#### [Given exercise]
Return the entries starting at the line that contains "Extract all elements" and ending at the line that contains "document-page (20, 8, 785, 1136)", both included, reproducing each line exactly as it appears.
□ □ □ □ □ □ □
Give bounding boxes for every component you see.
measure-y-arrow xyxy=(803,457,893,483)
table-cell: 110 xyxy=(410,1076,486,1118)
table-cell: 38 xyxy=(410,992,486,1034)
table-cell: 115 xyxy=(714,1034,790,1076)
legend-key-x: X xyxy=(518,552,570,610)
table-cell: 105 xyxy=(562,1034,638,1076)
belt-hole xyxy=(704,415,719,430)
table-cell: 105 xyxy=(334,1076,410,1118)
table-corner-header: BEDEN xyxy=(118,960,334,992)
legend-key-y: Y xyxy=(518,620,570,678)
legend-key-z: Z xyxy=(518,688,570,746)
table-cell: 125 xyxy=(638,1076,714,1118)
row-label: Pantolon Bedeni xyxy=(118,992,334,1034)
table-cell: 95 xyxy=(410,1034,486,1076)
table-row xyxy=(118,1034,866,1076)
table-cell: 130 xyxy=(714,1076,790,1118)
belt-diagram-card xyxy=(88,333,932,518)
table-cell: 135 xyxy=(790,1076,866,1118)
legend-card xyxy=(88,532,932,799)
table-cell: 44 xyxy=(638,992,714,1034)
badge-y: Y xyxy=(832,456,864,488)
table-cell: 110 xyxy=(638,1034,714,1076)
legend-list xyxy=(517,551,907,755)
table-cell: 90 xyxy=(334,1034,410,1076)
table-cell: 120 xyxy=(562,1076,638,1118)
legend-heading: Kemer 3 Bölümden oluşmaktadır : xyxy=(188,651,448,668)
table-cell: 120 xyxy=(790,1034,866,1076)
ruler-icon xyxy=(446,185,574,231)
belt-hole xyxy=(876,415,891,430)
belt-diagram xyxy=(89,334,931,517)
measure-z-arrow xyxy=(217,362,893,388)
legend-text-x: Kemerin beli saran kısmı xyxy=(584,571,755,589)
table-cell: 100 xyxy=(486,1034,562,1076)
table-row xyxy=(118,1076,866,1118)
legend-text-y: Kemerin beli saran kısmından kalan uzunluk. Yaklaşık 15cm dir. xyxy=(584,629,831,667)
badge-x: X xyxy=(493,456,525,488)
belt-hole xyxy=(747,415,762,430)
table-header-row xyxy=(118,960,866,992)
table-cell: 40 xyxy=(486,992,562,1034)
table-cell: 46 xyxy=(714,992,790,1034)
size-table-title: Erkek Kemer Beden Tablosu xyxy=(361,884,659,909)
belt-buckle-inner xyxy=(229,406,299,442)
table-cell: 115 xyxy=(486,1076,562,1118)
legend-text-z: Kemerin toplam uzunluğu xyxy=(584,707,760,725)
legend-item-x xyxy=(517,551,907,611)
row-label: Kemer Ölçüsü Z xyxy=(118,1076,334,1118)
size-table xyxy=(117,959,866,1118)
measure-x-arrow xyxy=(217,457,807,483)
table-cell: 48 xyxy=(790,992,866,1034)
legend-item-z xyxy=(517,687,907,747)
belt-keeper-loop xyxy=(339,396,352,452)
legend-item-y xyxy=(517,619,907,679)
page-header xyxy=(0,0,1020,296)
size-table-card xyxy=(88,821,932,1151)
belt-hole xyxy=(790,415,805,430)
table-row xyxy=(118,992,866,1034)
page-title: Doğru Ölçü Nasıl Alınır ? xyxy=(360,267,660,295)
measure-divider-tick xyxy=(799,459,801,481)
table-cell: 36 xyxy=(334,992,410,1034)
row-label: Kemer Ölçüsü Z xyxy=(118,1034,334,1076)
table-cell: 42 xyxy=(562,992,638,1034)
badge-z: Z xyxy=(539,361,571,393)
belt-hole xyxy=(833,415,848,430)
□ □ □ □ □ □ □
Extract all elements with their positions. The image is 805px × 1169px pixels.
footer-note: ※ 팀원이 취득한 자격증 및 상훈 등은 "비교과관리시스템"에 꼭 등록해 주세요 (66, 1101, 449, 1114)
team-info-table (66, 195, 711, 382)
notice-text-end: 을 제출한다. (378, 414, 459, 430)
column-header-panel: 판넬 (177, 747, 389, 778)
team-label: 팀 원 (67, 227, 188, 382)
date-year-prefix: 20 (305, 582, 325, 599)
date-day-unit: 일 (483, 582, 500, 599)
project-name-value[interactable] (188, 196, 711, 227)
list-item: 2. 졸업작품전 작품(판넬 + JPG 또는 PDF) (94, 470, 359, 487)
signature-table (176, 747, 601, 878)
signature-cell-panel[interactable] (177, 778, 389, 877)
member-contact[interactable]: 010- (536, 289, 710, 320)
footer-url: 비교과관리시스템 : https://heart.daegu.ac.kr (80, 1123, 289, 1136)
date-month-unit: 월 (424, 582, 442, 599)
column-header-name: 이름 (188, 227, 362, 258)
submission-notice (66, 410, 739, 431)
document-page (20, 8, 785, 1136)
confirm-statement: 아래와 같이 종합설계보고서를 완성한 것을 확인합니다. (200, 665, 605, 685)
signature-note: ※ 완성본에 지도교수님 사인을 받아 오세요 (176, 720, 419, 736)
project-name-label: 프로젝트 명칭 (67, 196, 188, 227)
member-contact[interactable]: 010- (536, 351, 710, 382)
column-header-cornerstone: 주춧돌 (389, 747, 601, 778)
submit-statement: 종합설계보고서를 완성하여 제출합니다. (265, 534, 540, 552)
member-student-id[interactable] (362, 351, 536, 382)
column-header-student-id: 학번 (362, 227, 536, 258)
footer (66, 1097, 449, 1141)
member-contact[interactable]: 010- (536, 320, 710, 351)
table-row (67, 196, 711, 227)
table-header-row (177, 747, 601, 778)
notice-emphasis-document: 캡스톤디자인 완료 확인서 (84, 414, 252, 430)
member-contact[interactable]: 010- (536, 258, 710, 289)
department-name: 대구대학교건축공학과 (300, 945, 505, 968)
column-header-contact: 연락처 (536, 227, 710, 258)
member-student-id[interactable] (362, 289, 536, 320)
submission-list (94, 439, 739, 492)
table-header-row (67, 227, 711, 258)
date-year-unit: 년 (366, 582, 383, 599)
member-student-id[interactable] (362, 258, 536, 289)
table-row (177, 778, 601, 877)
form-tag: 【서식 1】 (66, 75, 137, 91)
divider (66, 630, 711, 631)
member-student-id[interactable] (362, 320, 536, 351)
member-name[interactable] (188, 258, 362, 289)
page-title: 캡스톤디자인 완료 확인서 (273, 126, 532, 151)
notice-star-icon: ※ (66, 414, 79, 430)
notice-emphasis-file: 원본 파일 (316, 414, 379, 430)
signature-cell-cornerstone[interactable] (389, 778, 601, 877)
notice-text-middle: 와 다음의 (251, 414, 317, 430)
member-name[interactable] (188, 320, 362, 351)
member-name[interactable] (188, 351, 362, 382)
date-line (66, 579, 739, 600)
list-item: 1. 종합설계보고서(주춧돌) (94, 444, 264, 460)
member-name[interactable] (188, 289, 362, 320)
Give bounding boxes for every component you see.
□ □ □ □ □ □ □
#### [Answer to this task]
Extract all elements with their positions. The image is 805px × 1169px pixels.
footer-note: ※ 팀원이 취득한 자격증 및 상훈 등은 "비교과관리시스템"에 꼭 등록해 주세요 (66, 1101, 449, 1114)
team-info-table (66, 195, 711, 382)
notice-text-end: 을 제출한다. (378, 414, 459, 430)
column-header-panel: 판넬 (177, 747, 389, 778)
team-label: 팀 원 (67, 227, 188, 382)
date-year-prefix: 20 (305, 582, 325, 599)
date-day-unit: 일 (483, 582, 500, 599)
project-name-value[interactable] (188, 196, 711, 227)
list-item: 2. 졸업작품전 작품(판넬 + JPG 또는 PDF) (94, 470, 359, 487)
signature-table (176, 747, 601, 878)
signature-cell-panel[interactable] (177, 778, 389, 877)
member-contact[interactable]: 010- (536, 289, 710, 320)
footer-url: 비교과관리시스템 : https://heart.daegu.ac.kr (80, 1123, 289, 1136)
date-month-unit: 월 (424, 582, 442, 599)
column-header-name: 이름 (188, 227, 362, 258)
submission-notice (66, 410, 739, 431)
document-page (20, 8, 785, 1136)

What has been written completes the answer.